> [EXERCISE GOAL]
Go through the entries and transcribe each one exactly, dropping the pictures.

(Collected data)
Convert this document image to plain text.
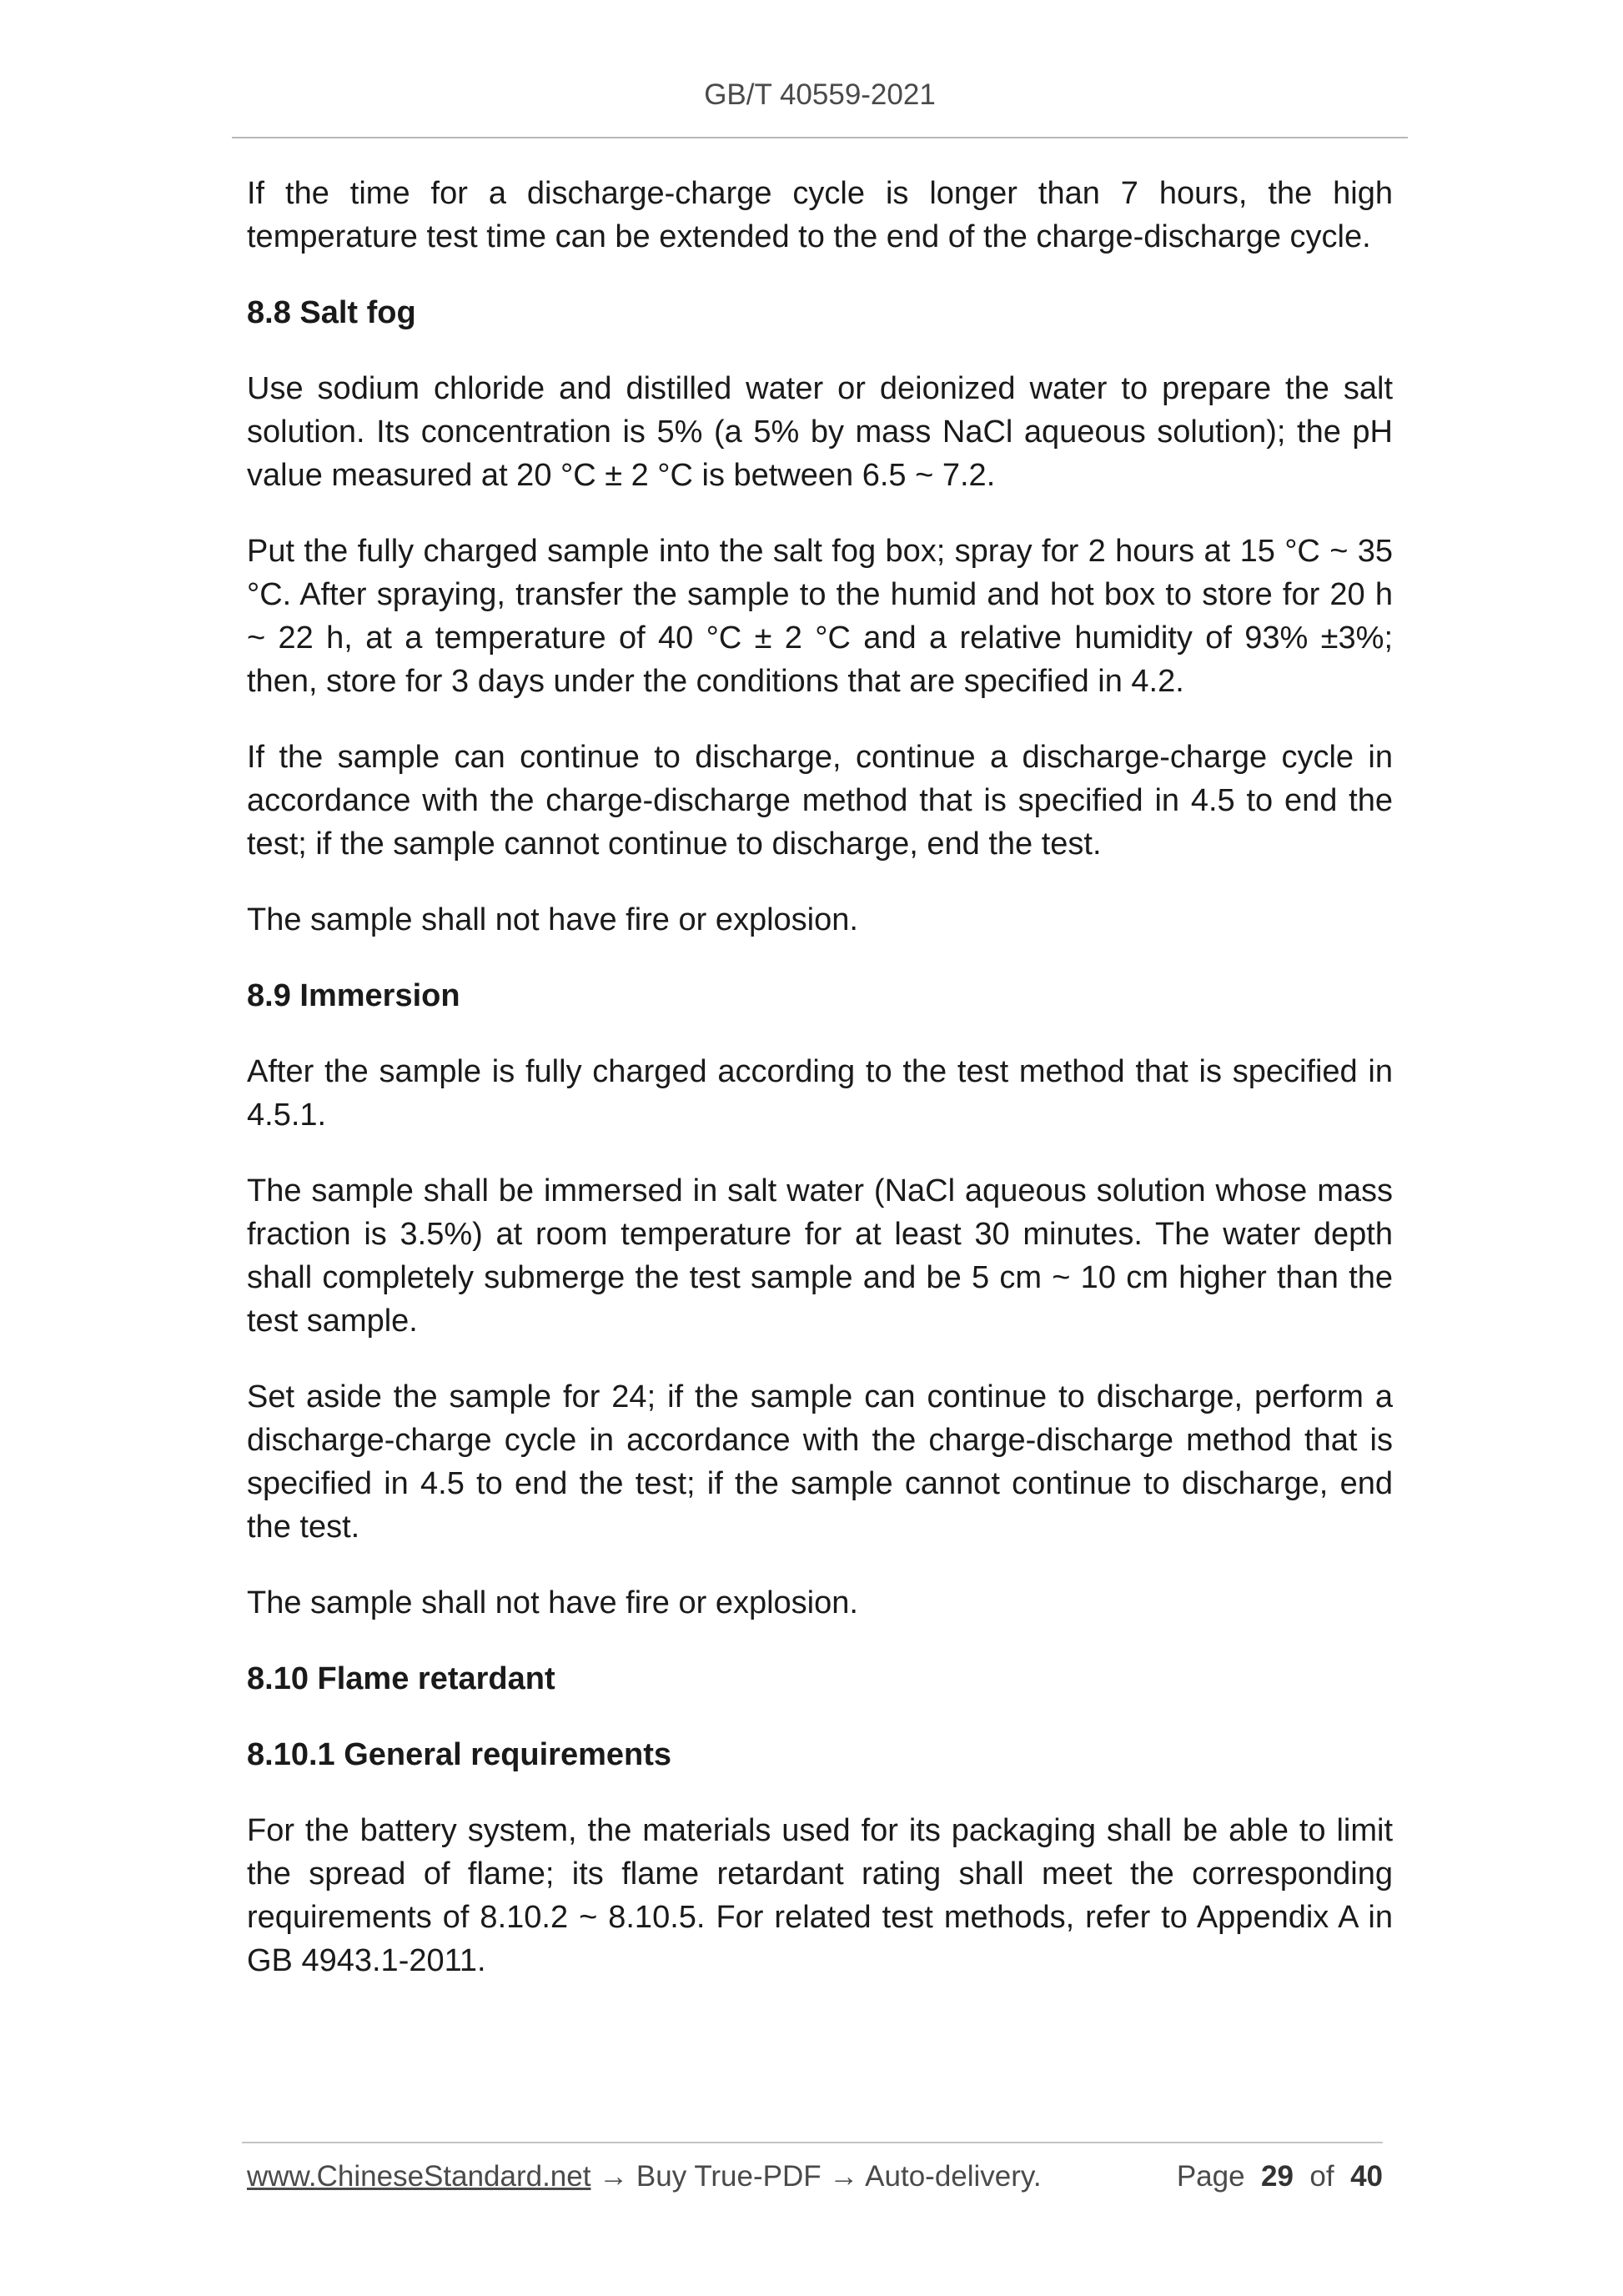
GB/T 40559-2021
If the time for a discharge-charge cycle is longer than 7 hours, the high temperature test time can be extended to the end of the charge-discharge cycle.
8.8 Salt fog
Use sodium chloride and distilled water or deionized water to prepare the salt solution. Its concentration is 5% (a 5% by mass NaCl aqueous solution); the pH value measured at 20 °C ± 2 °C is between 6.5 ~ 7.2.
Put the fully charged sample into the salt fog box; spray for 2 hours at 15 °C ~ 35 °C. After spraying, transfer the sample to the humid and hot box to store for 20 h ~ 22 h, at a temperature of 40 °C ± 2 °C and a relative humidity of 93% ±3%; then, store for 3 days under the conditions that are specified in 4.2.
If the sample can continue to discharge, continue a discharge-charge cycle in accordance with the charge-discharge method that is specified in 4.5 to end the test; if the sample cannot continue to discharge, end the test.
The sample shall not have fire or explosion.
8.9 Immersion
After the sample is fully charged according to the test method that is specified in 4.5.1.
The sample shall be immersed in salt water (NaCl aqueous solution whose mass fraction is 3.5%) at room temperature for at least 30 minutes. The water depth shall completely submerge the test sample and be 5 cm ~ 10 cm higher than the test sample.
Set aside the sample for 24; if the sample can continue to discharge, perform a discharge-charge cycle in accordance with the charge-discharge method that is specified in 4.5 to end the test; if the sample cannot continue to discharge, end the test.
The sample shall not have fire or explosion.
8.10 Flame retardant
8.10.1 General requirements
For the battery system, the materials used for its packaging shall be able to limit the spread of flame; its flame retardant rating shall meet the corresponding requirements of 8.10.2 ~ 8.10.5. For related test methods, refer to Appendix A in GB 4943.1-2011.
www.ChineseStandard.net → Buy True-PDF → Auto-delivery.	Page 29 of 40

> [ANSWER TO THE TASK]
Convert this document image to plain text.
GB/T 40559-2021
If the time for a discharge-charge cycle is longer than 7 hours, the high temperature test time can be extended to the end of the charge-discharge cycle.
8.8 Salt fog
Use sodium chloride and distilled water or deionized water to prepare the salt solution. Its concentration is 5% (a 5% by mass NaCl aqueous solution); the pH value measured at 20 °C ± 2 °C is between 6.5 ~ 7.2.
Put the fully charged sample into the salt fog box; spray for 2 hours at 15 °C ~ 35 °C. After spraying, transfer the sample to the humid and hot box to store for 20 h ~ 22 h, at a temperature of 40 °C ± 2 °C and a relative humidity of 93% ±3%; then, store for 3 days under the conditions that are specified in 4.2.
If the sample can continue to discharge, continue a discharge-charge cycle in accordance with the charge-discharge method that is specified in 4.5 to end the test; if the sample cannot continue to discharge, end the test.
The sample shall not have fire or explosion.
8.9 Immersion
After the sample is fully charged according to the test method that is specified in 4.5.1.
The sample shall be immersed in salt water (NaCl aqueous solution whose mass fraction is 3.5%) at room temperature for at least 30 minutes. The water depth shall completely submerge the test sample and be 5 cm ~ 10 cm higher than the test sample.
Set aside the sample for 24; if the sample can continue to discharge, perform a discharge-charge cycle in accordance with the charge-discharge method that is specified in 4.5 to end the test; if the sample cannot continue to discharge, end the test.
The sample shall not have fire or explosion.
8.10 Flame retardant
8.10.1 General requirements
For the battery system, the materials used for its packaging shall be able to limit the spread of flame; its flame retardant rating shall meet the corresponding requirements of 8.10.2 ~ 8.10.5. For related test methods, refer to Appendix A in GB 4943.1-2011.
www.ChineseStandard.net → Buy True-PDF → Auto-delivery.	Page 29 of 40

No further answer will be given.